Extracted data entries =
☆ ☆ ☆ ☆

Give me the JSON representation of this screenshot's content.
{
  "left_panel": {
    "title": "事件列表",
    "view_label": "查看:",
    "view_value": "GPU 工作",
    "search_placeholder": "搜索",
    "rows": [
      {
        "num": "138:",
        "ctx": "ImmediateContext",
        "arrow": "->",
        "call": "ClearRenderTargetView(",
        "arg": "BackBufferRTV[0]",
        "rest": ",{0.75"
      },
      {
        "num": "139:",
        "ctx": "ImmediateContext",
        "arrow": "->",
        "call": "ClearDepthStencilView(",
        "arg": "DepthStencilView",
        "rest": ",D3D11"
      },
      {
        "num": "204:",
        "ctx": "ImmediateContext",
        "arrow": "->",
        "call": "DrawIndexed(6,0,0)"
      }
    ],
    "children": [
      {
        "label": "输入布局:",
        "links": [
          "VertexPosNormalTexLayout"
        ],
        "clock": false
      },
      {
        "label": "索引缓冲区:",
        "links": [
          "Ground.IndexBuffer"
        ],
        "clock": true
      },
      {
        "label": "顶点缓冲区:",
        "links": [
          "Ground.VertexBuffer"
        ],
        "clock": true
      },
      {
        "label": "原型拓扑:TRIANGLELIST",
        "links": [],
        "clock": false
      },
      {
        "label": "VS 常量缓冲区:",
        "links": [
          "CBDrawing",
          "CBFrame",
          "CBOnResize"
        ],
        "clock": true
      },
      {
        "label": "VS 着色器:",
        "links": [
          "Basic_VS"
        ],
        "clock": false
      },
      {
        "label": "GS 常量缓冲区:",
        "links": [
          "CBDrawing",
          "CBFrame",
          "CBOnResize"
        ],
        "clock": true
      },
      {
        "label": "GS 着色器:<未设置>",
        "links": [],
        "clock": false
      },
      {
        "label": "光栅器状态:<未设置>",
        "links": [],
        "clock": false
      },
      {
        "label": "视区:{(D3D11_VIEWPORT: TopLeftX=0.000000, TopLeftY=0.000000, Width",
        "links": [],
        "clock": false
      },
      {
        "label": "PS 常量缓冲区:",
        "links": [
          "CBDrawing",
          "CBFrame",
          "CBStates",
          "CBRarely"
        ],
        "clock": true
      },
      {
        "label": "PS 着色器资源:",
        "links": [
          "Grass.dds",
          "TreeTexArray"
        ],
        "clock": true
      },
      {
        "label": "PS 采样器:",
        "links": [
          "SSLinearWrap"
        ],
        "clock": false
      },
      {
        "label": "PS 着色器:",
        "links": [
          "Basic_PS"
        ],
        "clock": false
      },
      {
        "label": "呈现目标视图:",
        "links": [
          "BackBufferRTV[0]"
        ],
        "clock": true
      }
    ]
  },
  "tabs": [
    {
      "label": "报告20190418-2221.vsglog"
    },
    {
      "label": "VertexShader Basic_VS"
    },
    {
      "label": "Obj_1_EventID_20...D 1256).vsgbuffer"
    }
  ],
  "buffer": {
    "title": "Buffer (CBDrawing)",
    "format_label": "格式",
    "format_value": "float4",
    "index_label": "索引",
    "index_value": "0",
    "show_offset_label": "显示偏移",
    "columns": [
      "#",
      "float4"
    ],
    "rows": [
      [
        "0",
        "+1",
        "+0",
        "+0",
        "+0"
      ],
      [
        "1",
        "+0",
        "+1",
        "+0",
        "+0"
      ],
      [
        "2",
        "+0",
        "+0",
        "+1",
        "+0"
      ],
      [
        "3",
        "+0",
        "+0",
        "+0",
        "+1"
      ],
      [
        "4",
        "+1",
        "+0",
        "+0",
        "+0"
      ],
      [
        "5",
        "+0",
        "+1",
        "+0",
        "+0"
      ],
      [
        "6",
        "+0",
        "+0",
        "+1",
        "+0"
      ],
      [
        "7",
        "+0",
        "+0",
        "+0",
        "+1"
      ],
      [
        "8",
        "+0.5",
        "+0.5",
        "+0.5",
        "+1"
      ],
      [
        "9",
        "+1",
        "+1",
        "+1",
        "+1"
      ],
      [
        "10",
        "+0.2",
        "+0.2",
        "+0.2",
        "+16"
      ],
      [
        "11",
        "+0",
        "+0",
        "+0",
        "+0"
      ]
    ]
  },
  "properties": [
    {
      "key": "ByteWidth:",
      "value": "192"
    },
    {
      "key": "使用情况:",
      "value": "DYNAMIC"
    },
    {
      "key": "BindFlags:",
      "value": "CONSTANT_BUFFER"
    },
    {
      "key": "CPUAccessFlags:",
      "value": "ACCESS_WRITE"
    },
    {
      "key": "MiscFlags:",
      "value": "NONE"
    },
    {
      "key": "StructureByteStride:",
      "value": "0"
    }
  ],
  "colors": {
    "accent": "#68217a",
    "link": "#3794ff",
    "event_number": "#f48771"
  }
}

☆ ☆ ☆ ☆

Problem description =
Output the whole listing above again, word for word.

Reply =
Give me the JSON representation of this screenshot's content.
{
  "left_panel": {
    "title": "事件列表",
    "view_label": "查看:",
    "view_value": "GPU 工作",
    "search_placeholder": "搜索",
    "rows": [
      {
        "num": "138:",
        "ctx": "ImmediateContext",
        "arrow": "->",
        "call": "ClearRenderTargetView(",
        "arg": "BackBufferRTV[0]",
        "rest": ",{0.75"
      },
      {
        "num": "139:",
        "ctx": "ImmediateContext",
        "arrow": "->",
        "call": "ClearDepthStencilView(",
        "arg": "DepthStencilView",
        "rest": ",D3D11"
      },
      {
        "num": "204:",
        "ctx": "ImmediateContext",
        "arrow": "->",
        "call": "DrawIndexed(6,0,0)"
      }
    ],
    "children": [
      {
        "label": "输入布局:",
        "links": [
          "VertexPosNormalTexLayout"
        ],
        "clock": false
      },
      {
        "label": "索引缓冲区:",
        "links": [
          "Ground.IndexBuffer"
        ],
        "clock": true
      },
      {
        "label": "顶点缓冲区:",
        "links": [
          "Ground.VertexBuffer"
        ],
        "clock": true
      },
      {
        "label": "原型拓扑:TRIANGLELIST",
        "links": [],
        "clock": false
      },
      {
        "label": "VS 常量缓冲区:",
        "links": [
          "CBDrawing",
          "CBFrame",
          "CBOnResize"
        ],
        "clock": true
      },
      {
        "label": "VS 着色器:",
        "links": [
          "Basic_VS"
        ],
        "clock": false
      },
      {
        "label": "GS 常量缓冲区:",
        "links": [
          "CBDrawing",
          "CBFrame",
          "CBOnResize"
        ],
        "clock": true
      },
      {
        "label": "GS 着色器:<未设置>",
        "links": [],
        "clock": false
      },
      {
        "label": "光栅器状态:<未设置>",
        "links": [],
        "clock": false
      },
      {
        "label": "视区:{(D3D11_VIEWPORT: TopLeftX=0.000000, TopLeftY=0.000000, Width",
        "links": [],
        "clock": false
      },
      {
        "label": "PS 常量缓冲区:",
        "links": [
          "CBDrawing",
          "CBFrame",
          "CBStates",
          "CBRarely"
        ],
        "clock": true
      },
      {
        "label": "PS 着色器资源:",
        "links": [
          "Grass.dds",
          "TreeTexArray"
        ],
        "clock": true
      },
      {
        "label": "PS 采样器:",
        "links": [
          "SSLinearWrap"
        ],
        "clock": false
      },
      {
        "label": "PS 着色器:",
        "links": [
          "Basic_PS"
        ],
        "clock": false
      },
      {
        "label": "呈现目标视图:",
        "links": [
          "BackBufferRTV[0]"
        ],
        "clock": true
      }
    ]
  },
  "tabs": [
    {
      "label": "报告20190418-2221.vsglog"
    },
    {
      "label": "VertexShader Basic_VS"
    },
    {
      "label": "Obj_1_EventID_20...D 1256).vsgbuffer"
    }
  ],
  "buffer": {
    "title": "Buffer (CBDrawing)",
    "format_label": "格式",
    "format_value": "float4",
    "index_label": "索引",
    "index_value": "0",
    "show_offset_label": "显示偏移",
    "columns": [
      "#",
      "float4"
    ],
    "rows": [
      [
        "0",
        "+1",
        "+0",
        "+0",
        "+0"
      ],
      [
        "1",
        "+0",
        "+1",
        "+0",
        "+0"
      ],
      [
        "2",
        "+0",
        "+0",
        "+1",
        "+0"
      ],
      [
        "3",
        "+0",
        "+0",
        "+0",
        "+1"
      ],
      [
        "4",
        "+1",
        "+0",
        "+0",
        "+0"
      ],
      [
        "5",
        "+0",
        "+1",
        "+0",
        "+0"
      ],
      [
        "6",
        "+0",
        "+0",
        "+1",
        "+0"
      ],
      [
        "7",
        "+0",
        "+0",
        "+0",
        "+1"
      ],
      [
        "8",
        "+0.5",
        "+0.5",
        "+0.5",
        "+1"
      ],
      [
        "9",
        "+1",
        "+1",
        "+1",
        "+1"
      ],
      [
        "10",
        "+0.2",
        "+0.2",
        "+0.2",
        "+16"
      ],
      [
        "11",
        "+0",
        "+0",
        "+0",
        "+0"
      ]
    ]
  },
  "properties": [
    {
      "key": "ByteWidth:",
      "value": "192"
    },
    {
      "key": "使用情况:",
      "value": "DYNAMIC"
    },
    {
      "key": "BindFlags:",
      "value": "CONSTANT_BUFFER"
    },
    {
      "key": "CPUAccessFlags:",
      "value": "ACCESS_WRITE"
    },
    {
      "key": "MiscFlags:",
      "value": "NONE"
    },
    {
      "key": "StructureByteStride:",
      "value": "0"
    }
  ],
  "colors": {
    "accent": "#68217a",
    "link": "#3794ff",
    "event_number": "#f48771"
  }
}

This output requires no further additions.